• What is being asked:
Extract, from the listing that follows, each line containing the word "band".

• Records supplied:
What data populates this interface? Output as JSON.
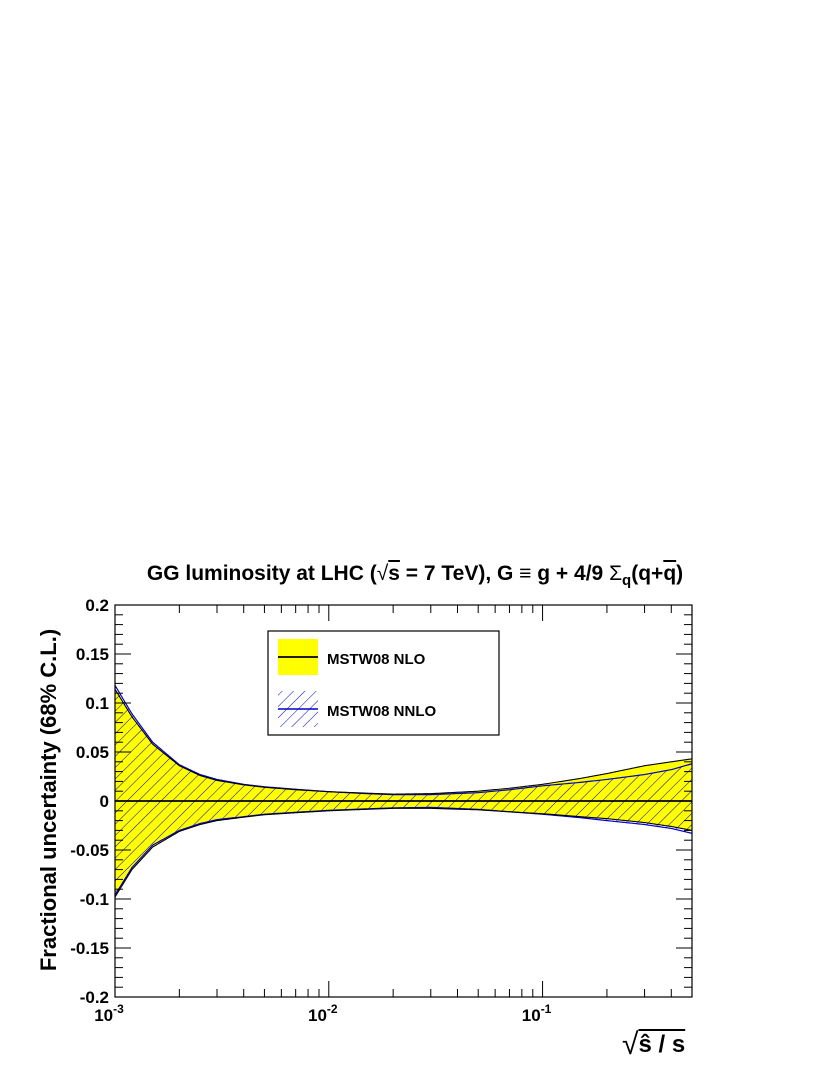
{
  "title": "GG luminosity at LHC (√s = 7 TeV), G ≡ g + 4/9 Σq(q+q̅)",
  "chart_data": {
    "type": "area",
    "title": "GG luminosity at LHC (√s = 7 TeV), G ≡ g + 4/9 Σq(q+q̅)",
    "xlabel": "√(ŝ / s)",
    "ylabel": "Fractional uncertainty (68% C.L.)",
    "xscale": "log",
    "xlim": [
      0.001,
      0.5
    ],
    "ylim": [
      -0.2,
      0.2
    ],
    "x_tick_labels": [
      "10^-3",
      "10^-2",
      "10^-1"
    ],
    "y_tick_labels": [
      "-0.2",
      "-0.15",
      "-0.1",
      "-0.05",
      "0",
      "0.05",
      "0.1",
      "0.15",
      "0.2"
    ],
    "legend_position": "top-center",
    "series": [
      {
        "name": "MSTW08 NLO",
        "style": "filled band with central line",
        "color": "#ffff00",
        "x": [
          0.001,
          0.0012,
          0.0015,
          0.002,
          0.0025,
          0.003,
          0.004,
          0.005,
          0.007,
          0.01,
          0.015,
          0.02,
          0.03,
          0.05,
          0.07,
          0.1,
          0.15,
          0.2,
          0.3,
          0.4,
          0.5
        ],
        "upper": [
          0.114,
          0.086,
          0.058,
          0.036,
          0.026,
          0.021,
          0.0165,
          0.014,
          0.0115,
          0.0095,
          0.008,
          0.007,
          0.0075,
          0.01,
          0.013,
          0.017,
          0.023,
          0.028,
          0.036,
          0.04,
          0.043
        ],
        "lower": [
          -0.098,
          -0.07,
          -0.047,
          -0.031,
          -0.024,
          -0.02,
          -0.0165,
          -0.014,
          -0.012,
          -0.01,
          -0.0085,
          -0.0075,
          -0.0075,
          -0.009,
          -0.011,
          -0.013,
          -0.016,
          -0.018,
          -0.022,
          -0.026,
          -0.03
        ],
        "central": 0
      },
      {
        "name": "MSTW08 NNLO",
        "style": "hatched band",
        "color": "#0000cc",
        "x": [
          0.001,
          0.0012,
          0.0015,
          0.002,
          0.0025,
          0.003,
          0.004,
          0.005,
          0.007,
          0.01,
          0.015,
          0.02,
          0.03,
          0.05,
          0.07,
          0.1,
          0.15,
          0.2,
          0.3,
          0.4,
          0.5
        ],
        "upper": [
          0.118,
          0.089,
          0.06,
          0.037,
          0.027,
          0.022,
          0.017,
          0.0145,
          0.012,
          0.0095,
          0.0075,
          0.0065,
          0.0065,
          0.0085,
          0.0115,
          0.0155,
          0.019,
          0.022,
          0.027,
          0.032,
          0.038
        ],
        "lower": [
          -0.096,
          -0.068,
          -0.045,
          -0.03,
          -0.023,
          -0.019,
          -0.016,
          -0.0135,
          -0.0115,
          -0.0095,
          -0.008,
          -0.007,
          -0.0065,
          -0.0085,
          -0.011,
          -0.0135,
          -0.017,
          -0.02,
          -0.024,
          -0.028,
          -0.033
        ],
        "central": 0
      }
    ]
  },
  "legend": {
    "items": [
      {
        "label": "MSTW08 NLO"
      },
      {
        "label": "MSTW08 NNLO"
      }
    ]
  },
  "colors": {
    "nlo_fill": "#ffff00",
    "nnlo_hatch": "#0000cc",
    "axis": "#000000"
  }
}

• Exercise response:
        "style": "filled band with central line",
        "style": "hatched band",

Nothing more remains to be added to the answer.